_Requirements_
Gather, from the listing beneath this task, every line holding the string "bicyclette".

* Start *

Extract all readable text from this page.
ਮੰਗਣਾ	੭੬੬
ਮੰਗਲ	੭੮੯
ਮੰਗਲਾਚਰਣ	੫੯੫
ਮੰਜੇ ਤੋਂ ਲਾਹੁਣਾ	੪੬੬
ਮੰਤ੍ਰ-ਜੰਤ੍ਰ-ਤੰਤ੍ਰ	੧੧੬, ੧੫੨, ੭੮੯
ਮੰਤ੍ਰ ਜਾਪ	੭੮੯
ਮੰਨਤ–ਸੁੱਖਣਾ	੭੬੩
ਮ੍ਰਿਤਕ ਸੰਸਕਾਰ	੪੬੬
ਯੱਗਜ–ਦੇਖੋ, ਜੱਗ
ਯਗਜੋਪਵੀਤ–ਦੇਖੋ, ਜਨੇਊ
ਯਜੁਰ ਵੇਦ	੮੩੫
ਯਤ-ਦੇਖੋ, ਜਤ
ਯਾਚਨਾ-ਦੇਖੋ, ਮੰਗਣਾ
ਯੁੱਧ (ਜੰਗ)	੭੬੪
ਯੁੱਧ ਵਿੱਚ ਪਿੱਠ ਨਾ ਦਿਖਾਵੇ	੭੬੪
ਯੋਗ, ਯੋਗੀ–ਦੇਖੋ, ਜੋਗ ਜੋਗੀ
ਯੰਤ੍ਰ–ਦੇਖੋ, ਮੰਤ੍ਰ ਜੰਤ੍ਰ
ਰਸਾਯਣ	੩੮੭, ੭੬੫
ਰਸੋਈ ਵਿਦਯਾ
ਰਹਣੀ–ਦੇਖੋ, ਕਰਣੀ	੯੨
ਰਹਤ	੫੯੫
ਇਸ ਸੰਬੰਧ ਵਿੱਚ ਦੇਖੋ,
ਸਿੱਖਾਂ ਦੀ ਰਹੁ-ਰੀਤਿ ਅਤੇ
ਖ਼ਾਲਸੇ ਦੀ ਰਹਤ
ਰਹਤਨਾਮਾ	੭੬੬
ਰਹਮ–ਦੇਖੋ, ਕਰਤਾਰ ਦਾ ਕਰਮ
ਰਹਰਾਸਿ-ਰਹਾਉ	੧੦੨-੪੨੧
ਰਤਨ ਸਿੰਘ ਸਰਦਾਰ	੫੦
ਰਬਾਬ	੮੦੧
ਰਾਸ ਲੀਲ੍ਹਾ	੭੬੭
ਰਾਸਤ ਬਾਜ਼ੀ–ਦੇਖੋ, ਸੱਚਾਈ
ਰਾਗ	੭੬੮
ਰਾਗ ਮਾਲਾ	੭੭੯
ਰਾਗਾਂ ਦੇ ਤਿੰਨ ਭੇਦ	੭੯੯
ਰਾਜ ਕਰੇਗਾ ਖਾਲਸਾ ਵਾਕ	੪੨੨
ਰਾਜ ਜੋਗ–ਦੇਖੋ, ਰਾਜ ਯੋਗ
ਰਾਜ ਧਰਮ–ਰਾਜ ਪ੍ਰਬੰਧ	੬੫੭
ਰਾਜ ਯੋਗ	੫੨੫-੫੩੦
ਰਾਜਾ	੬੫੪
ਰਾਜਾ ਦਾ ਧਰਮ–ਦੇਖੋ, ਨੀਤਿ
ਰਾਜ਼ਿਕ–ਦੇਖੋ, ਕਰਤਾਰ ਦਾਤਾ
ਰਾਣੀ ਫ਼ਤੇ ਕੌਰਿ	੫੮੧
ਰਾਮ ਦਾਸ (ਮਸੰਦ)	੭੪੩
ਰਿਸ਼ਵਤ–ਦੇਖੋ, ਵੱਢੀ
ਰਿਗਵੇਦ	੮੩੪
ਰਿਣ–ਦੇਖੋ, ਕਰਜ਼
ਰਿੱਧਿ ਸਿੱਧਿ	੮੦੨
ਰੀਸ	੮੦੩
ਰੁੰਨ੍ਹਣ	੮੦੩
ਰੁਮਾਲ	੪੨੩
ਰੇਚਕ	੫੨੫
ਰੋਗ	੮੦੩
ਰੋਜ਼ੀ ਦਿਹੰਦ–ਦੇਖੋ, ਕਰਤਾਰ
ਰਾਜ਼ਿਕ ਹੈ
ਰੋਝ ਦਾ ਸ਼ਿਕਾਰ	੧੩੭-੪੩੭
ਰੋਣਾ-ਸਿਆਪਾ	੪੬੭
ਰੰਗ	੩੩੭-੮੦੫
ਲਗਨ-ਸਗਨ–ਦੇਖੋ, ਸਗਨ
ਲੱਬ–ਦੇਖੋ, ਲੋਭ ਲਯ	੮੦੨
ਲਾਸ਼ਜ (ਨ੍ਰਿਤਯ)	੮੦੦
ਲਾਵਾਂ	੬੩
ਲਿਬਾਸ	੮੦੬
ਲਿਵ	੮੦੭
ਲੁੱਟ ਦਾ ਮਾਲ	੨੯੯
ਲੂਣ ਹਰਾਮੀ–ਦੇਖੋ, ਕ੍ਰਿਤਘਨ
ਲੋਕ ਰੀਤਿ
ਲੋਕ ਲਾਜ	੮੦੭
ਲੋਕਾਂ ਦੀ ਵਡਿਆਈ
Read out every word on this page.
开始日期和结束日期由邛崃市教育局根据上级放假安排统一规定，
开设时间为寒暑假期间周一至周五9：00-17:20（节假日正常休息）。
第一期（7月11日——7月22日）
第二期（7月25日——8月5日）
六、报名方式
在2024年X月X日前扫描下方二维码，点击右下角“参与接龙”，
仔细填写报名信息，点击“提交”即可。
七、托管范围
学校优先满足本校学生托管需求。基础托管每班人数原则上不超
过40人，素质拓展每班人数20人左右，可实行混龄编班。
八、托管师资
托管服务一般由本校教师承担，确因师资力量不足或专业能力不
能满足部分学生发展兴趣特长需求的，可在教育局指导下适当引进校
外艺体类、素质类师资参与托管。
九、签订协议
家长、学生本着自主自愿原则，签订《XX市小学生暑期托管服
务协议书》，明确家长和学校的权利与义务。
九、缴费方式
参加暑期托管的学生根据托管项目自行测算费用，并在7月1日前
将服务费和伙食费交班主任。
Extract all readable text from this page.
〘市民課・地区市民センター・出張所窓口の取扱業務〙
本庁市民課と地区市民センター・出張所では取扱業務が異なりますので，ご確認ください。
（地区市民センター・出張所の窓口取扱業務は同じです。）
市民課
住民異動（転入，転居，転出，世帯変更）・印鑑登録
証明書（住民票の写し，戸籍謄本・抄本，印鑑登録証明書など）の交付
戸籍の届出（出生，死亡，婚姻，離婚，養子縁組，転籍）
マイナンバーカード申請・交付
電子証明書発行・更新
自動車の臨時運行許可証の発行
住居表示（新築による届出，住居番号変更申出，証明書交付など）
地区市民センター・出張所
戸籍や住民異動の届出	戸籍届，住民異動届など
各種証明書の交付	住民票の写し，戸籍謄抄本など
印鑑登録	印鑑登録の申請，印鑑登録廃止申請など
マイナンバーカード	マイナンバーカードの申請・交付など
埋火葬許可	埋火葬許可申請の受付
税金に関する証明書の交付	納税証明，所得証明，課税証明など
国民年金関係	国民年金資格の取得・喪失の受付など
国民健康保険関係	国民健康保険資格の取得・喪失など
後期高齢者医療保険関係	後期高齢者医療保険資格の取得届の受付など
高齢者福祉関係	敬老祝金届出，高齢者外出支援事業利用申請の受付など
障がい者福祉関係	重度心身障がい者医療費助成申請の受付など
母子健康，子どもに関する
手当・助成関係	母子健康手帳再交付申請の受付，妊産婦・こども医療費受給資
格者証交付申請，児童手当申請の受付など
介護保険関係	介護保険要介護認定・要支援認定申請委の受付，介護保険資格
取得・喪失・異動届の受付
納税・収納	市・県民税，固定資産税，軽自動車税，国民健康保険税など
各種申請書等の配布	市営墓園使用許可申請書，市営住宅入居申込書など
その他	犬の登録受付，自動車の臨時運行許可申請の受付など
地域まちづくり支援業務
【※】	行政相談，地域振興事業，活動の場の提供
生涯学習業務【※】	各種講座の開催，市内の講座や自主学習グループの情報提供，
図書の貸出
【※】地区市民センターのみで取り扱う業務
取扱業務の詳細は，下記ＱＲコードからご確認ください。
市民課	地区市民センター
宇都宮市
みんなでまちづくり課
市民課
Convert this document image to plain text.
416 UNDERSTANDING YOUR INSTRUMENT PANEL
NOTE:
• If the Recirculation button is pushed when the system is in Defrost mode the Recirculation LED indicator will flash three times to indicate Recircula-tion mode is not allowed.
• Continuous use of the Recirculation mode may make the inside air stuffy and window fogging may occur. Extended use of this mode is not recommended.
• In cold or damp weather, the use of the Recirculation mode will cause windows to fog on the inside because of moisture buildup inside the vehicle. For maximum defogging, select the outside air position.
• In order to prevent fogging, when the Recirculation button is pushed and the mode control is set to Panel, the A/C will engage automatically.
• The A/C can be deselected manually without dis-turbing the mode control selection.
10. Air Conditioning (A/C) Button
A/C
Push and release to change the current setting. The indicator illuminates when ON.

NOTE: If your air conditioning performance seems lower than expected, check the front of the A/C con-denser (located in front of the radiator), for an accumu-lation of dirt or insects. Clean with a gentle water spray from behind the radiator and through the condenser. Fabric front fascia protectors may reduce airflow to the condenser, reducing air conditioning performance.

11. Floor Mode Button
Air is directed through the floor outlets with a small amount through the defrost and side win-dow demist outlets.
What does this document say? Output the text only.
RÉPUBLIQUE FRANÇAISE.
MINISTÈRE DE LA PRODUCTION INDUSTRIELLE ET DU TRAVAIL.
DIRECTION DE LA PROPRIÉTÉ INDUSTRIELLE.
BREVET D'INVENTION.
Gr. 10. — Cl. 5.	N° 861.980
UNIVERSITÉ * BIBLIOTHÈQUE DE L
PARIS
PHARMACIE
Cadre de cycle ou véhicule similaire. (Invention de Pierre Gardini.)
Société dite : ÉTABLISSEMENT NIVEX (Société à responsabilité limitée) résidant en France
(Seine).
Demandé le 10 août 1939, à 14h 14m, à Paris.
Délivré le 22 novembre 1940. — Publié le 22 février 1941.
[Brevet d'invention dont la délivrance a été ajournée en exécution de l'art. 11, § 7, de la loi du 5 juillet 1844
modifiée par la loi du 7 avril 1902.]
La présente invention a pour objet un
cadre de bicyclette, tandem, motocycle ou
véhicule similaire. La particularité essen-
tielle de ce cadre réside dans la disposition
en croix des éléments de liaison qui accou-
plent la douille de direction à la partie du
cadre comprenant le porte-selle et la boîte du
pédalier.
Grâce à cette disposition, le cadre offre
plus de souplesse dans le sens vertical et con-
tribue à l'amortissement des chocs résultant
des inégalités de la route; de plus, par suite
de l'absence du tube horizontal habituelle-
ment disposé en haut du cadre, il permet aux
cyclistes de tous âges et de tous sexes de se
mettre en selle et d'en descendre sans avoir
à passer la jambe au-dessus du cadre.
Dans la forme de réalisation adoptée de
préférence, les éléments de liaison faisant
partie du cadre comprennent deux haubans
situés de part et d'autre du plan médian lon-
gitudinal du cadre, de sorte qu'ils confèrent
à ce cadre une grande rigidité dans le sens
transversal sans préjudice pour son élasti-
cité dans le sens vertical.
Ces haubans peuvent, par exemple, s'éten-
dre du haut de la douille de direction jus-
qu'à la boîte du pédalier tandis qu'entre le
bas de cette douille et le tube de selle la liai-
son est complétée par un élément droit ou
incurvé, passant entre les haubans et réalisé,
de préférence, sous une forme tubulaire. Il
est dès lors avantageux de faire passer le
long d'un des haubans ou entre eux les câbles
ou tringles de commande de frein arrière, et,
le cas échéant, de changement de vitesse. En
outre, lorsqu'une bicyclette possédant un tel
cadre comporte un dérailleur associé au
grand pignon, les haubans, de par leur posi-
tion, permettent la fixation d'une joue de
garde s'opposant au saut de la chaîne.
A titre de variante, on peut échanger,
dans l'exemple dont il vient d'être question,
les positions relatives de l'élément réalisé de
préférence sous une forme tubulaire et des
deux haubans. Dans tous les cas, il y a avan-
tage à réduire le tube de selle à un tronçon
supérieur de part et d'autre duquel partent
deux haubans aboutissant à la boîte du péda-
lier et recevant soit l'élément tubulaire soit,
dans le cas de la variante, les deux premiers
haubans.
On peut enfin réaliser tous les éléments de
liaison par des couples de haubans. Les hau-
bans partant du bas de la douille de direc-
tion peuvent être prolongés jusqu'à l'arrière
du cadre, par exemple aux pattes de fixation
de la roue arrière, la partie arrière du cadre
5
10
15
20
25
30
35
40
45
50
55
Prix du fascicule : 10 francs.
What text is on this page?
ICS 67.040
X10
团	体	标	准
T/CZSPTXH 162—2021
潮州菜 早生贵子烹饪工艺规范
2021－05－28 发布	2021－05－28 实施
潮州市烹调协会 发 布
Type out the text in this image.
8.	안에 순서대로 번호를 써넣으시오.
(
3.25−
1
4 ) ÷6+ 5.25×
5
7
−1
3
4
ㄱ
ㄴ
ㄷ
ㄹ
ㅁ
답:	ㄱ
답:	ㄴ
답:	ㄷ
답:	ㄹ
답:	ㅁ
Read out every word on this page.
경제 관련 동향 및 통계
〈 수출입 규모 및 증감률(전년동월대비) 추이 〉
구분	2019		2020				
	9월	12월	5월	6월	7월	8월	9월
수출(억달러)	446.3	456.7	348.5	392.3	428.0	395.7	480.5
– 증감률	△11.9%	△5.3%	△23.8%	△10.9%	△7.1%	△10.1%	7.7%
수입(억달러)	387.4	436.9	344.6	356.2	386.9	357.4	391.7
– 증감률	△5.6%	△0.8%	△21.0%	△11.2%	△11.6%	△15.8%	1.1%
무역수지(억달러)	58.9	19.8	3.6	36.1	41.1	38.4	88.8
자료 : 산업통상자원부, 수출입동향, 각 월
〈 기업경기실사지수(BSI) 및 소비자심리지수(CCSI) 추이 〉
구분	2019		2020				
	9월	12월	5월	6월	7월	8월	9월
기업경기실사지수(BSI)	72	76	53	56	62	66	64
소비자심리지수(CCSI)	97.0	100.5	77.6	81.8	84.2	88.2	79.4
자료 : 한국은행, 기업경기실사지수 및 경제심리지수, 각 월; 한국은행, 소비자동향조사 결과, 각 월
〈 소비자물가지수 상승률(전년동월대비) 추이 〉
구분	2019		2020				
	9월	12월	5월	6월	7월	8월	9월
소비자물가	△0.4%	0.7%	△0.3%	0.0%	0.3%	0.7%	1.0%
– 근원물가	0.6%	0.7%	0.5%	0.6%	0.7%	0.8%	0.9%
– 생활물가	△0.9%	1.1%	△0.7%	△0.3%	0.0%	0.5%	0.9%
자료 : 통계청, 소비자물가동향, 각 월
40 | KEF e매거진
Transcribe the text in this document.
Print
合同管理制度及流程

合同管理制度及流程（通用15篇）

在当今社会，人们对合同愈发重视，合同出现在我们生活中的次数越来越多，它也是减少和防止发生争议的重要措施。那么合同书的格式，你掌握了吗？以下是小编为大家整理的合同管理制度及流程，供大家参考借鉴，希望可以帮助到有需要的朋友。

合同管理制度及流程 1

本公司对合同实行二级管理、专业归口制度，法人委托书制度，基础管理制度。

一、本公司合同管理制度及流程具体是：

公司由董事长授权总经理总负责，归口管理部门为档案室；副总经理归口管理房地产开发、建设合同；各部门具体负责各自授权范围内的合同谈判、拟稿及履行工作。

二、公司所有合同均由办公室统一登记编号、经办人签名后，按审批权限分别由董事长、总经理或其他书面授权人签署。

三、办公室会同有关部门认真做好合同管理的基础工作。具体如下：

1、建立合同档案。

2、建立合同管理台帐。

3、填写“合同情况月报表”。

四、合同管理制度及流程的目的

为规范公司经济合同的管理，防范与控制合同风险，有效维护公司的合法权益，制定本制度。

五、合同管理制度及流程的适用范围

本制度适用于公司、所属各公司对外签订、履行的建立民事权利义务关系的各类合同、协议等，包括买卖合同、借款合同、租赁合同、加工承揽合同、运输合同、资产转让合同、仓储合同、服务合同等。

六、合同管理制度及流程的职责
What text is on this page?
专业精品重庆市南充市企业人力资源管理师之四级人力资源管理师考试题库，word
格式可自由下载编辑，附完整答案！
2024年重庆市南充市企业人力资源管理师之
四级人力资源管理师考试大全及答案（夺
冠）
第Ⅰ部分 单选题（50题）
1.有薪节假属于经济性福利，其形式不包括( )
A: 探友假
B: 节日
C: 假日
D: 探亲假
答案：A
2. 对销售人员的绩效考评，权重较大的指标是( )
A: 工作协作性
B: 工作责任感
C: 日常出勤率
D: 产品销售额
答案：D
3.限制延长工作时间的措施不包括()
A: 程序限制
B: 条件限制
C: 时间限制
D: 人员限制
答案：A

* End *

_Output of the task_
cadre de bicyclette, tandem, motocycle ou
outre, lorsqu'une bicyclette possédant un tel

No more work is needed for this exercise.